- What you are asked to do -
Extract every line of the material that holds the string "dans".

- Supplied data -
================================

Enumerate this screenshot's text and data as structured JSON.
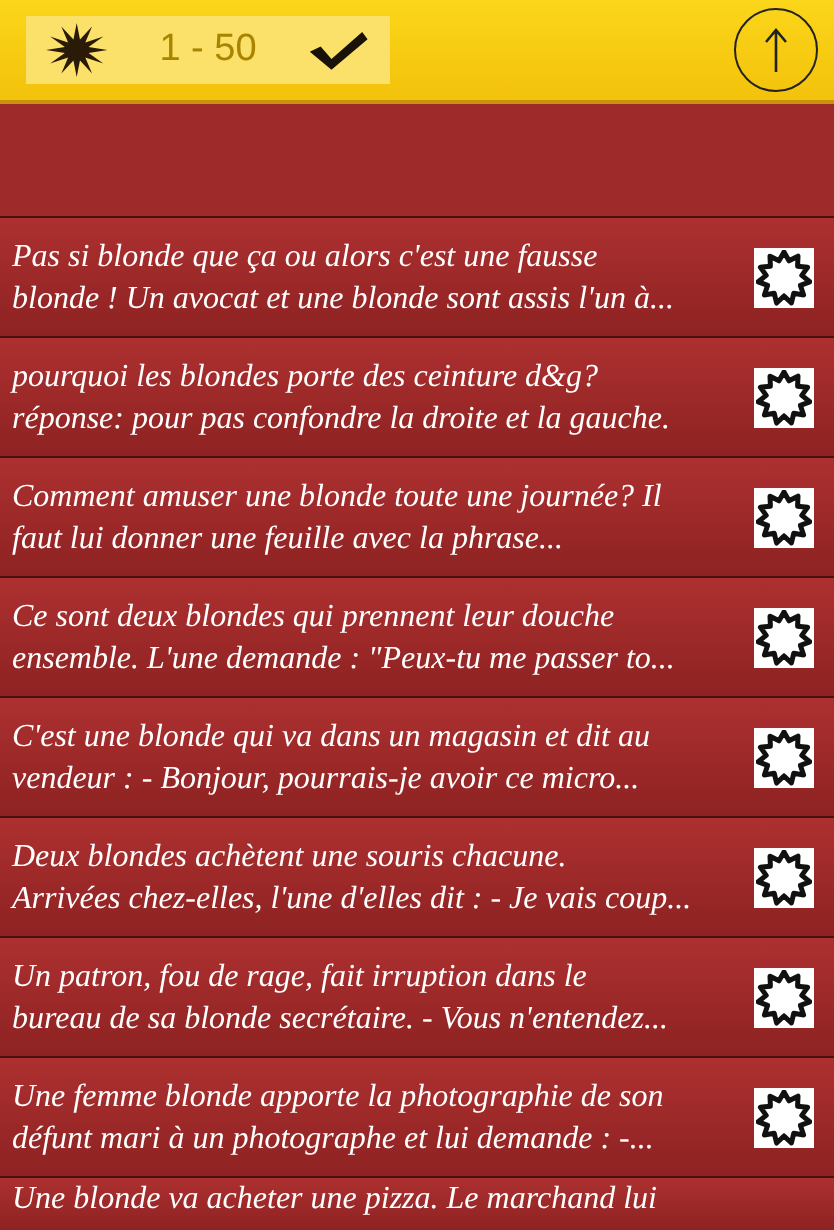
{
  "toolbar": {
    "range": "1 - 50"
  },
  "items": [
    {
      "lines": [
        "Pas si blonde que ça ou alors c'est une fausse",
        "blonde ! Un avocat et une blonde sont assis l'un à..."
      ]
    },
    {
      "lines": [
        "pourquoi les blondes porte des ceinture d&g?",
        "réponse: pour pas confondre la droite et la gauche."
      ]
    },
    {
      "lines": [
        "Comment amuser une blonde toute une journée? Il",
        "faut lui donner une feuille avec la phrase..."
      ]
    },
    {
      "lines": [
        "Ce sont deux blondes qui prennent leur douche",
        "ensemble. L'une demande : \"Peux-tu me passer to..."
      ]
    },
    {
      "lines": [
        "C'est une blonde qui va dans un magasin et dit au",
        "vendeur : - Bonjour, pourrais-je avoir ce micro..."
      ]
    },
    {
      "lines": [
        "Deux blondes achètent une souris chacune.",
        "Arrivées chez-elles, l'une d'elles dit : - Je vais coup..."
      ]
    },
    {
      "lines": [
        "Un patron, fou de rage, fait irruption dans le",
        "bureau de sa blonde secrétaire. - Vous n'entendez..."
      ]
    },
    {
      "lines": [
        "Une femme blonde apporte la photographie de son",
        "défunt mari à un photographe et lui demande : -..."
      ]
    },
    {
      "lines": [
        "Une blonde va acheter une pizza. Le marchand lui"
      ]
    }
  ]
}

================================

- The solution -
        "C'est une blonde qui va dans un magasin et dit au",
        "Un patron, fou de rage, fait irruption dans le",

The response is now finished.